**YOUR INSTRUCTIONS**.
What lies from the line containing "Read all visible content and emit it as JSON." through the line containing "Extract the structured"? Print exactly those lines, with both ends, and no others.

**DATA SECTION**.

---

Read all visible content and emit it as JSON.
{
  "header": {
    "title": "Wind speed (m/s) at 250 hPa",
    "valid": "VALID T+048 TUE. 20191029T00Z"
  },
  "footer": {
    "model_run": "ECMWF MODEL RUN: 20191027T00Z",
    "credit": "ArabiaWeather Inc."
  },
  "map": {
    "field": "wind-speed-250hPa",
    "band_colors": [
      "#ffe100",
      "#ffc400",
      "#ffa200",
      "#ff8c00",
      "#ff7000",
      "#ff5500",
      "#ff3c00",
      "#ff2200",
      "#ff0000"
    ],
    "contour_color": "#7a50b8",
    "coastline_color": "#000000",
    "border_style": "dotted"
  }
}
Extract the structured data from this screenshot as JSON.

---

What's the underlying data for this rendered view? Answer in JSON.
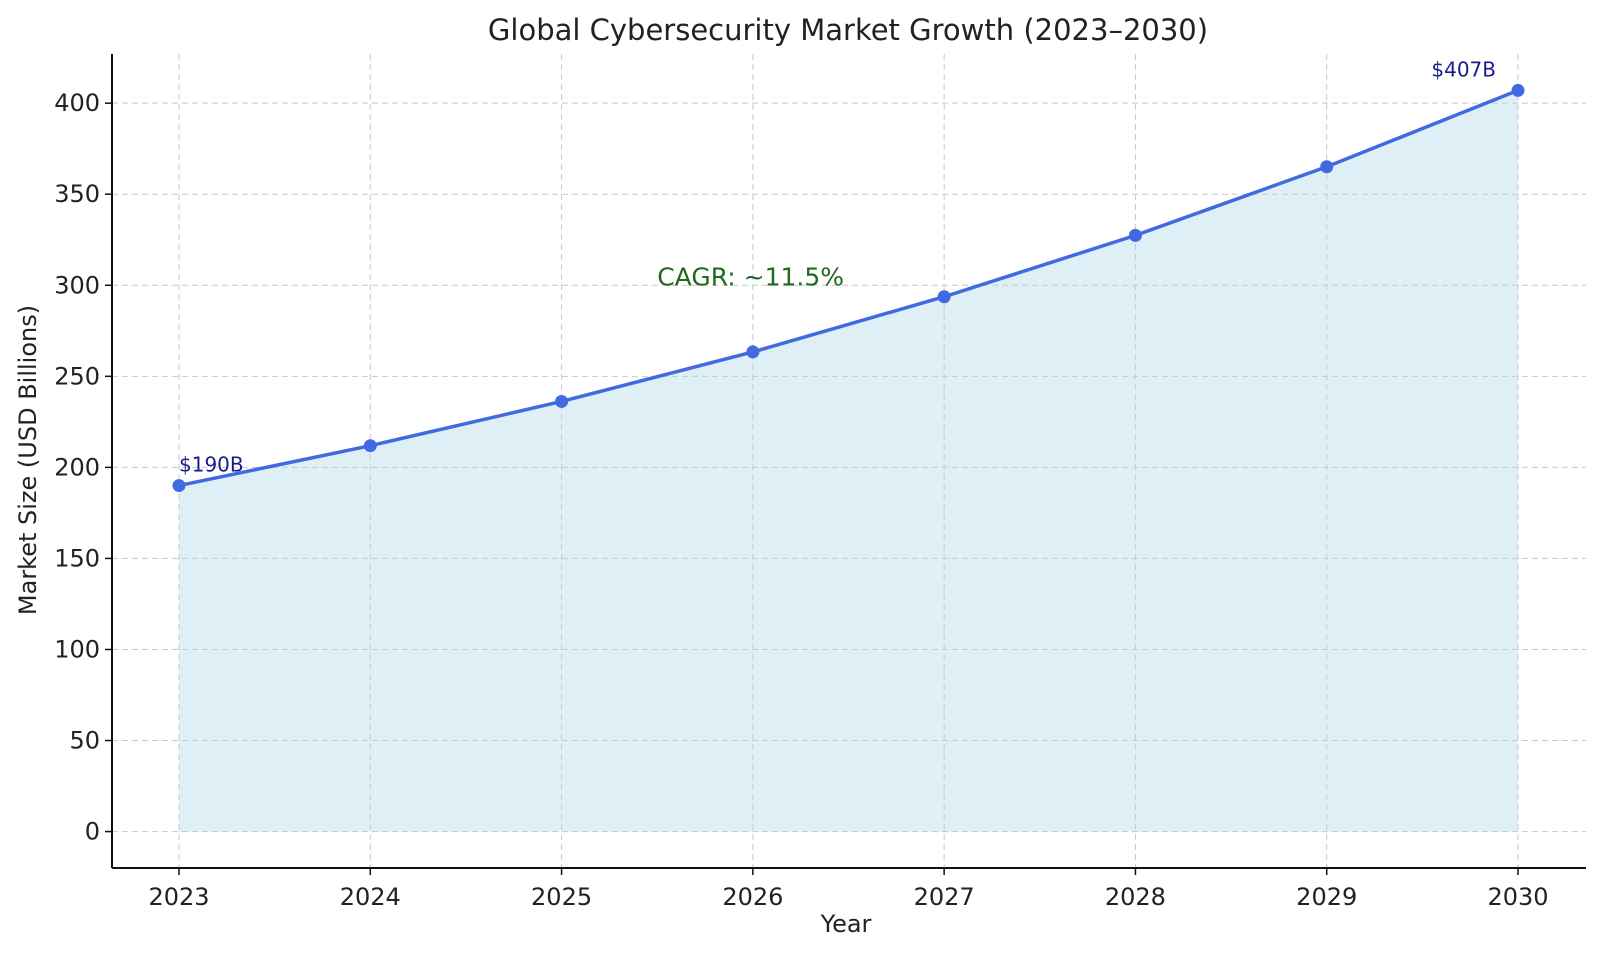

---

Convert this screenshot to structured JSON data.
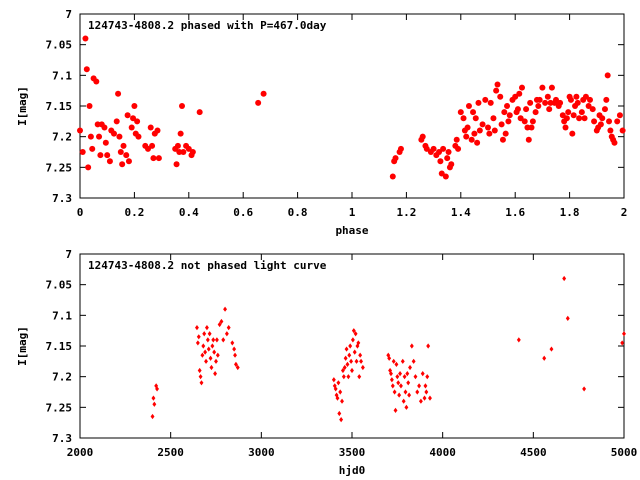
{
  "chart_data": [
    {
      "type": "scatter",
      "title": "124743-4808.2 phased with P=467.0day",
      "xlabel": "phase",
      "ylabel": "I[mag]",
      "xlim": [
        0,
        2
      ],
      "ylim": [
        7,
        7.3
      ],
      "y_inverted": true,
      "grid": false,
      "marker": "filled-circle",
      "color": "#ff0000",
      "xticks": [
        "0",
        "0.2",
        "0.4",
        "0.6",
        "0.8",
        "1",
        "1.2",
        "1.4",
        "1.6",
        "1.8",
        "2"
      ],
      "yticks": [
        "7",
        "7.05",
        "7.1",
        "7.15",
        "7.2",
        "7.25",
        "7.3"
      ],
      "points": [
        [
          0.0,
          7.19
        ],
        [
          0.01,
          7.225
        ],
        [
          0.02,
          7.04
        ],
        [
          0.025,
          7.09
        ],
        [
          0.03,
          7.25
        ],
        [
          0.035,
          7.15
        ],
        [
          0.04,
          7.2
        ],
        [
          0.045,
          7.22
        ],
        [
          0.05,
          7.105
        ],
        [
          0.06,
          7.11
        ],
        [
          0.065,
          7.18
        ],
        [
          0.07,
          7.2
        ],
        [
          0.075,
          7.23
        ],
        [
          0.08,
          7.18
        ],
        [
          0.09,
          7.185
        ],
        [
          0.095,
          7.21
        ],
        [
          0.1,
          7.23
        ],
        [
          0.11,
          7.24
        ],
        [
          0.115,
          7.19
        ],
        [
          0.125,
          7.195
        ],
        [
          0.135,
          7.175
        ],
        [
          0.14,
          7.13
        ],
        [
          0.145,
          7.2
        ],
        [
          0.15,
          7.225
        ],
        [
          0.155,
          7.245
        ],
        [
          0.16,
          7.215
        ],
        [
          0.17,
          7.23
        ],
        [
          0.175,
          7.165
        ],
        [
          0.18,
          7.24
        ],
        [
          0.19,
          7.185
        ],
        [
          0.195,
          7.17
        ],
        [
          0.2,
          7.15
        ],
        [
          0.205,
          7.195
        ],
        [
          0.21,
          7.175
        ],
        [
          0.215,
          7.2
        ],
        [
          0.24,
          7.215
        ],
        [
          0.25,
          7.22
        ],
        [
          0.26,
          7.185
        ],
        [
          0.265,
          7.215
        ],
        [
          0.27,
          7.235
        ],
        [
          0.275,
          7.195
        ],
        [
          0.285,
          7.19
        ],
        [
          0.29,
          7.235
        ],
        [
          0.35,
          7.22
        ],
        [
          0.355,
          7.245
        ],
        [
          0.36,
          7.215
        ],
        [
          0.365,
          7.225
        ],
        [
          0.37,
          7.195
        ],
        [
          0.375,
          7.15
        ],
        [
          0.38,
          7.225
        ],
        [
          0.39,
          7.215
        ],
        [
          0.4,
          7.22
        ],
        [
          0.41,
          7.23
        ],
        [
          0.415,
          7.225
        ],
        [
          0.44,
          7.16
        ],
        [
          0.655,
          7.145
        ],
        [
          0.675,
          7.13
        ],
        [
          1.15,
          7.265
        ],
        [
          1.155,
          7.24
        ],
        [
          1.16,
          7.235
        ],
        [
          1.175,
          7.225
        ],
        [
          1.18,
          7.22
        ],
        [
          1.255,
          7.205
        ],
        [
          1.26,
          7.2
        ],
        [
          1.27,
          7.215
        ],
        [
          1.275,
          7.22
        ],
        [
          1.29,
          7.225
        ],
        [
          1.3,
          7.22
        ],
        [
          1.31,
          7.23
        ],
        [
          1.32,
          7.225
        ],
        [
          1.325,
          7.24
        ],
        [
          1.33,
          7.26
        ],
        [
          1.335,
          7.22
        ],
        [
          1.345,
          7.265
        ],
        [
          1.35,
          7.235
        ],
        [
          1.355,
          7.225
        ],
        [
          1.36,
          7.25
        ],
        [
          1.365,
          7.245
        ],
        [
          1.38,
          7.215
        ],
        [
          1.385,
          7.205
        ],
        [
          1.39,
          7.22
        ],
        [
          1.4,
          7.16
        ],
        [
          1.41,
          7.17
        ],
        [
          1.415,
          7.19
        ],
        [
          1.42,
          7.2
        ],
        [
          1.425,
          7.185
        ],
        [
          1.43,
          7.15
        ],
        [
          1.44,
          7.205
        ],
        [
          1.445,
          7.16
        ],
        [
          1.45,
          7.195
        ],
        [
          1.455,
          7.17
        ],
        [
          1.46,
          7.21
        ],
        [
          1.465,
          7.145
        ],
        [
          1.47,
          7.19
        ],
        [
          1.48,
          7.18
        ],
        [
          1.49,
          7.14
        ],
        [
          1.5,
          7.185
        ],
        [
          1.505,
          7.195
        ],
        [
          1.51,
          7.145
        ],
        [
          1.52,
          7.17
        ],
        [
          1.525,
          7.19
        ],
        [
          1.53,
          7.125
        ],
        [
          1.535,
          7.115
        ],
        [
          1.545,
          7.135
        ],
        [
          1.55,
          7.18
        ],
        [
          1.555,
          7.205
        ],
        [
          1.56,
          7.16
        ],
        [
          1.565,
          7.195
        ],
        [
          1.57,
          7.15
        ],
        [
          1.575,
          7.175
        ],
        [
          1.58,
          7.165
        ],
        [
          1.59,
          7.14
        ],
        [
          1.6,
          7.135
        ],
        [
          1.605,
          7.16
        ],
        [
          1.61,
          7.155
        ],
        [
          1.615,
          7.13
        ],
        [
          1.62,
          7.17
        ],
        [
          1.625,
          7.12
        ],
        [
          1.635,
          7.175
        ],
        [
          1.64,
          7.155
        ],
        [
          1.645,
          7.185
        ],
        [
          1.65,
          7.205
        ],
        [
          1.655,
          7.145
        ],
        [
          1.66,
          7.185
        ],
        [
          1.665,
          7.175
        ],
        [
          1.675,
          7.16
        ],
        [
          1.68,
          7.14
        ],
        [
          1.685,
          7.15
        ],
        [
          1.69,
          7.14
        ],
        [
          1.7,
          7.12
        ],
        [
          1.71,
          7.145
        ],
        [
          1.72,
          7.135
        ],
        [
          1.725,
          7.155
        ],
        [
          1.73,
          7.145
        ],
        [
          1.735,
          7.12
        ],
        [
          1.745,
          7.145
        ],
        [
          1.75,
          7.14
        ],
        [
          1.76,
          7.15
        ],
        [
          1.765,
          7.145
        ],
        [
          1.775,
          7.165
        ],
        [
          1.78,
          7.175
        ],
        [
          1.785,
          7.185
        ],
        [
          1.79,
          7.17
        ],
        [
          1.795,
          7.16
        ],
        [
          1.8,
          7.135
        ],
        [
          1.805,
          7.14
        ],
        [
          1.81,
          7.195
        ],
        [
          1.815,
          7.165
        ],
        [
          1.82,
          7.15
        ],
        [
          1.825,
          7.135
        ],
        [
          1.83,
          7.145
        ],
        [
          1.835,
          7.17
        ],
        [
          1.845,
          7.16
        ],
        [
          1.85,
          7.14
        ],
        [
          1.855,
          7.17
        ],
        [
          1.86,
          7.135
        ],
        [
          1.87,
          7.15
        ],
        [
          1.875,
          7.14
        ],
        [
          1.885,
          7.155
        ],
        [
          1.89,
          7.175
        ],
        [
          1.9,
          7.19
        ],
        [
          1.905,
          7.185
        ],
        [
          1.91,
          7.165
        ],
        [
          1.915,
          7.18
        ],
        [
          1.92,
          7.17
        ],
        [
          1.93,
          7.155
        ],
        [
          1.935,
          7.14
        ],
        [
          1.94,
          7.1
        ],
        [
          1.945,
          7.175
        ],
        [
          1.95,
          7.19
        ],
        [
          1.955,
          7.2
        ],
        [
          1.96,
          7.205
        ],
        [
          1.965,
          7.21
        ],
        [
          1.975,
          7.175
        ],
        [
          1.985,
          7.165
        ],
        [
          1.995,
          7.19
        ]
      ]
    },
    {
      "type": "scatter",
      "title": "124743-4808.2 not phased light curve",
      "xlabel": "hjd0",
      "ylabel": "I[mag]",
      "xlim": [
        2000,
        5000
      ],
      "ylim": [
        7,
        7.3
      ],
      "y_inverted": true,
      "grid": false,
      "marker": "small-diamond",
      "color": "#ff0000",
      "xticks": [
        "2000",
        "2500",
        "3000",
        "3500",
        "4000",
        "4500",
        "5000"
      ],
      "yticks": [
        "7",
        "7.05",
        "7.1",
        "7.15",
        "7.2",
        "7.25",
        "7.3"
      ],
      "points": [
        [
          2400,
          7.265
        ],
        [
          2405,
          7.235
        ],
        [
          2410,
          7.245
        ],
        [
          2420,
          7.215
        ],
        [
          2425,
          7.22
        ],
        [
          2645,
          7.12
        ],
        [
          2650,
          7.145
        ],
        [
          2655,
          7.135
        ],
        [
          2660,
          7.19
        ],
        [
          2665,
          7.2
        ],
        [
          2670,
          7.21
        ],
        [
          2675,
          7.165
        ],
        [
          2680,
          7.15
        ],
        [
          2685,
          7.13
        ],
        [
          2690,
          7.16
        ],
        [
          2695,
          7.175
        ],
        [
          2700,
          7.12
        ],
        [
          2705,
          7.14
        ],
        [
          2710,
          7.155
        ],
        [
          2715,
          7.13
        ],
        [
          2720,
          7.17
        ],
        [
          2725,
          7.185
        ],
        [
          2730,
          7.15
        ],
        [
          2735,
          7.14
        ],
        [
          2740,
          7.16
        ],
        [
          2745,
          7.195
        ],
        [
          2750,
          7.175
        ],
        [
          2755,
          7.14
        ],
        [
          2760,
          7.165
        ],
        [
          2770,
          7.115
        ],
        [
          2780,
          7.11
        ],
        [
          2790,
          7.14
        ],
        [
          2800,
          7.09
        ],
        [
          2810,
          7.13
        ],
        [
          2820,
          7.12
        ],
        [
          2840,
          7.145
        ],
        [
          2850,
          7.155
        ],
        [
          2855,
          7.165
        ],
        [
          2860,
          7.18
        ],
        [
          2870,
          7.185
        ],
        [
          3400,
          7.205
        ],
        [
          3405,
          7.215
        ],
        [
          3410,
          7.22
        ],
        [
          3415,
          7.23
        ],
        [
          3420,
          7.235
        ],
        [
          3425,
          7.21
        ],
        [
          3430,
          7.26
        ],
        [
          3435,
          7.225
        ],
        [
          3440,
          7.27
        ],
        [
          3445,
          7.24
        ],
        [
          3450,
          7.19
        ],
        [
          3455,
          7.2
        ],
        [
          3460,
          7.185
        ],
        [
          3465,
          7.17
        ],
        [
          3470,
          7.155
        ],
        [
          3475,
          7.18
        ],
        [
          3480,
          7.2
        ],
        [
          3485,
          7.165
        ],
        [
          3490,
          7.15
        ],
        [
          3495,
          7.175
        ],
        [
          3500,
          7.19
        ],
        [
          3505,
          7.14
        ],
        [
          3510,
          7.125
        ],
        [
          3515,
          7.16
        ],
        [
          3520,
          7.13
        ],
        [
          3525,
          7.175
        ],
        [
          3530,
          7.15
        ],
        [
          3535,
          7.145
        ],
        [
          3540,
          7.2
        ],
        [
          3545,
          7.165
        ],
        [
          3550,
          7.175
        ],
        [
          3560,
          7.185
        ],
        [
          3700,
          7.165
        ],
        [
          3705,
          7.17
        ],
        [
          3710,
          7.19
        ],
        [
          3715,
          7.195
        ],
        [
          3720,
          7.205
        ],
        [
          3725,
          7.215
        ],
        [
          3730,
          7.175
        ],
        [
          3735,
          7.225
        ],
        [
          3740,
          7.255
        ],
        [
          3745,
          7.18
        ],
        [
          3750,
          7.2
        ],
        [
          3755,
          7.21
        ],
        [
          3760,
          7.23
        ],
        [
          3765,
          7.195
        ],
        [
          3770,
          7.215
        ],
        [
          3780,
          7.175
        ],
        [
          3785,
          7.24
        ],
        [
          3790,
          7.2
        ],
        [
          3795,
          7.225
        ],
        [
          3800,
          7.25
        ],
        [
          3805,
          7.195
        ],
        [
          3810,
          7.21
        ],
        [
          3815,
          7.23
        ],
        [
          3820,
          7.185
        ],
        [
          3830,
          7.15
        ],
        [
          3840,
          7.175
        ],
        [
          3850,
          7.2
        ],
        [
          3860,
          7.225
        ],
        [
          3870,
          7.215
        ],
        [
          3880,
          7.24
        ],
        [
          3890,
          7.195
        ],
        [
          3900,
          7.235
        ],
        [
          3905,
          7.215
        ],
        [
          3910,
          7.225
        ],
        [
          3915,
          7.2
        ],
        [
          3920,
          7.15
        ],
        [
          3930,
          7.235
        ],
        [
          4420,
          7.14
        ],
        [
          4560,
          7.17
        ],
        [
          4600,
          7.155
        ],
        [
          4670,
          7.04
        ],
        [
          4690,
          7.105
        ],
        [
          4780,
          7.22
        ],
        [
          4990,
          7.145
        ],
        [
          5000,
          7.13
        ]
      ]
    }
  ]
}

---

**WRITTEN ANSWER**.
Read all visible content and emit it as JSON.
{
  "header": {
    "title": "Wind speed (m/s) at 250 hPa",
    "valid": "VALID T+048 TUE. 20191029T00Z"
  },
  "footer": {
    "model_run": "ECMWF MODEL RUN: 20191027T00Z",
    "credit": "ArabiaWeather Inc."
  },
  "map": {
    "field": "wind-speed-250hPa",
    "band_colors": [
      "#ffe100",
      "#ffc400",
      "#ffa200",
      "#ff8c00",
      "#ff7000",
      "#ff5500",
      "#ff3c00",
      "#ff2200",
      "#ff0000"
    ],
    "contour_color": "#7a50b8",
    "coastline_color": "#000000",
    "border_style": "dotted"
  }
}
Extract the structured data from this screenshot as JSON.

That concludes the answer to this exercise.